*GIVEN TASK*
In the listing below, locate the lines bearing the word "this". Copy every one of them.
┌─ MATERIAL FOR THE TASK
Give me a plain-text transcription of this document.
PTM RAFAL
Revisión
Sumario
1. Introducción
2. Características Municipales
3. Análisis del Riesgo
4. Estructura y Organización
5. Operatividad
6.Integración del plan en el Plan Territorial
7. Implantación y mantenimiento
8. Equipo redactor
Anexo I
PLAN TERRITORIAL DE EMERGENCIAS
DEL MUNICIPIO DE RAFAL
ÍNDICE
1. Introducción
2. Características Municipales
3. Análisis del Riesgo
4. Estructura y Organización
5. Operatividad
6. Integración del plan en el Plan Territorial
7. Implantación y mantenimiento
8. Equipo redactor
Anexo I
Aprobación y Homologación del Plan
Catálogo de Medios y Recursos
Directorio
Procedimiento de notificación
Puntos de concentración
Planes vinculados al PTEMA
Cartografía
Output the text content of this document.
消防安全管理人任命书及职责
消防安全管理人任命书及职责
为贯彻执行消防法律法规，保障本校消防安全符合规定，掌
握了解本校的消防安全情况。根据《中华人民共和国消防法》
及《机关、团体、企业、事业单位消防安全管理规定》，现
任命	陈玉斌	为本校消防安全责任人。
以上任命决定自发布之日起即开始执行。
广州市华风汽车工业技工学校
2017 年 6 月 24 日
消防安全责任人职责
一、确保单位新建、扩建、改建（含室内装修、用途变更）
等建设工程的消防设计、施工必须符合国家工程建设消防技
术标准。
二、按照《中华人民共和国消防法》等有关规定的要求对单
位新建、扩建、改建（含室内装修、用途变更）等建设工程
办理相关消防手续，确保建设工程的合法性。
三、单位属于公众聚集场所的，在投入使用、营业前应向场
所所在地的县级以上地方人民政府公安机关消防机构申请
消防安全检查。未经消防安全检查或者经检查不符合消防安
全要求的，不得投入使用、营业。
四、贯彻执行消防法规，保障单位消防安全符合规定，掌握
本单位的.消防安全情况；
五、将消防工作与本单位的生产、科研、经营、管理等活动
└─
*COMPLETED EXERCISE*
Give me a plain-text transcription of this document.
Output the text content of this document.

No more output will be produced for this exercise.